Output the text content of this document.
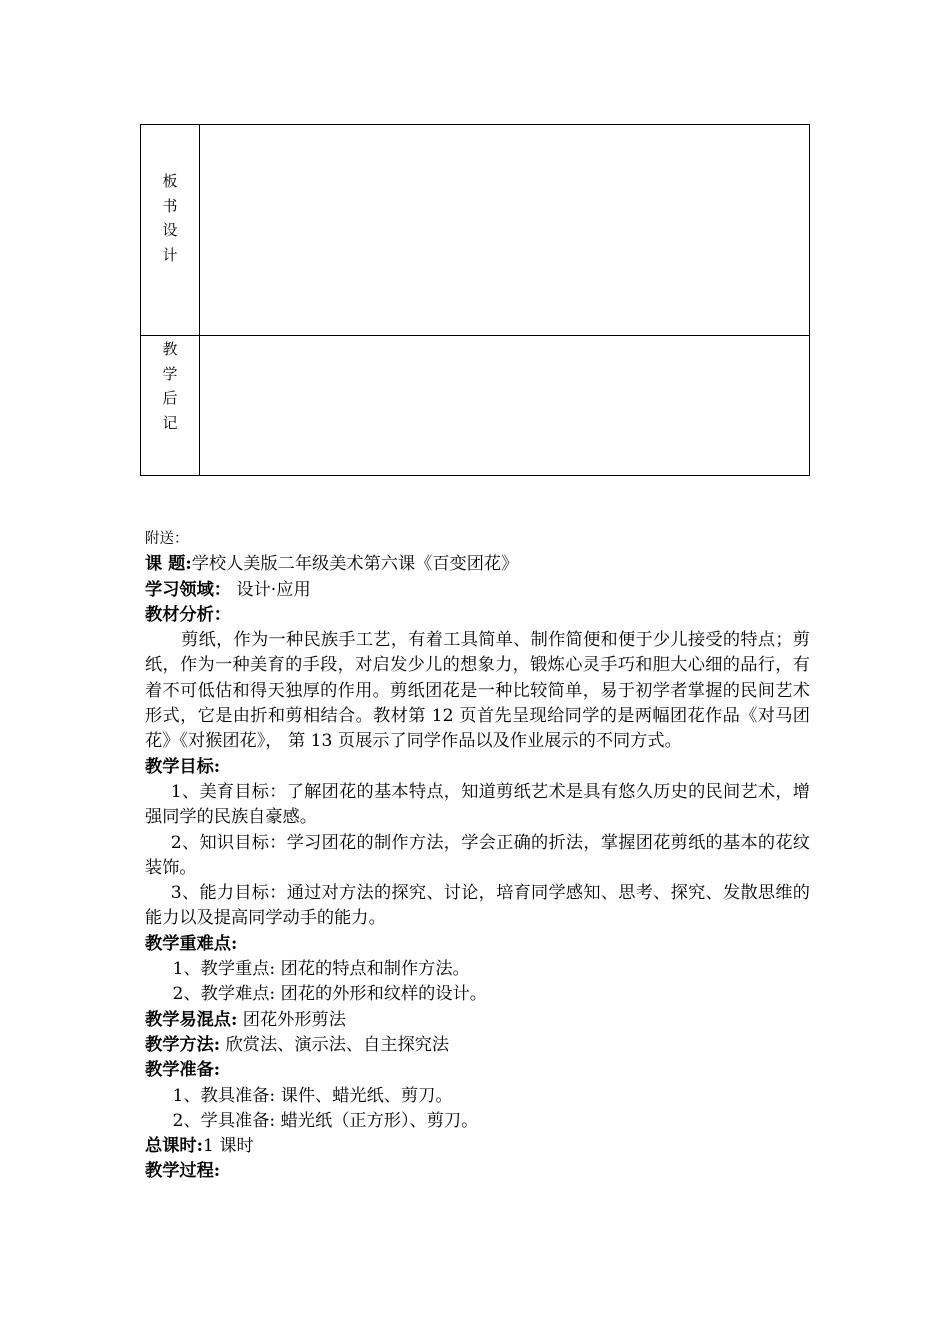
板书设计	
教学后记	

附送：

课 题:学校人美版二年级美术第六课《百变团花》

学习领域： 设计·应用

教材分析：

剪纸，作为一种民族手工艺，有着工具简单、制作简便和便于少儿接受的特点；剪纸，作为一种美育的手段，对启发少儿的想象力，锻炼心灵手巧和胆大心细的品行，有着不可低估和得天独厚的作用。剪纸团花是一种比较简单，易于初学者掌握的民间艺术形式，它是由折和剪相结合。教材第 12 页首先呈现给同学的是两幅团花作品《对马团花》《对猴团花》， 第 13 页展示了同学作品以及作业展示的不同方式。

教学目标:

1、美育目标：了解团花的基本特点，知道剪纸艺术是具有悠久历史的民间艺术，增强同学的民族自豪感。

2、知识目标：学习团花的制作方法，学会正确的折法，掌握团花剪纸的基本的花纹装饰。

3、能力目标：通过对方法的探究、讨论，培育同学感知、思考、探究、发散思维的能力以及提高同学动手的能力。

教学重难点:

1、教学重点: 团花的特点和制作方法。

2、教学难点: 团花的外形和纹样的设计。

教学易混点: 团花外形剪法

教学方法: 欣赏法、演示法、自主探究法

教学准备:

1、教具准备: 课件、蜡光纸、剪刀。

2、学具准备: 蜡光纸（正方形）、剪刀。

总课时:1 课时

教学过程:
━━━━━━━━
▶ **Exercise requirements**: Your task is an exact transcription of all the data, minus the pictures.

▶ **Answer for the task**:
Output the text content of this document.
板书设计	
教学后记	

附送：

课 题:学校人美版二年级美术第六课《百变团花》

学习领域： 设计·应用

教材分析：

剪纸，作为一种民族手工艺，有着工具简单、制作简便和便于少儿接受的特点；剪纸，作为一种美育的手段，对启发少儿的想象力，锻炼心灵手巧和胆大心细的品行，有着不可低估和得天独厚的作用。剪纸团花是一种比较简单，易于初学者掌握的民间艺术形式，它是由折和剪相结合。教材第 12 页首先呈现给同学的是两幅团花作品《对马团花》《对猴团花》， 第 13 页展示了同学作品以及作业展示的不同方式。

教学目标:

1、美育目标：了解团花的基本特点，知道剪纸艺术是具有悠久历史的民间艺术，增强同学的民族自豪感。

2、知识目标：学习团花的制作方法，学会正确的折法，掌握团花剪纸的基本的花纹装饰。

3、能力目标：通过对方法的探究、讨论，培育同学感知、思考、探究、发散思维的能力以及提高同学动手的能力。

教学重难点:

1、教学重点: 团花的特点和制作方法。

2、教学难点: 团花的外形和纹样的设计。

教学易混点: 团花外形剪法

教学方法: 欣赏法、演示法、自主探究法

教学准备:

1、教具准备: 课件、蜡光纸、剪刀。

2、学具准备: 蜡光纸（正方形）、剪刀。

总课时:1 课时

教学过程:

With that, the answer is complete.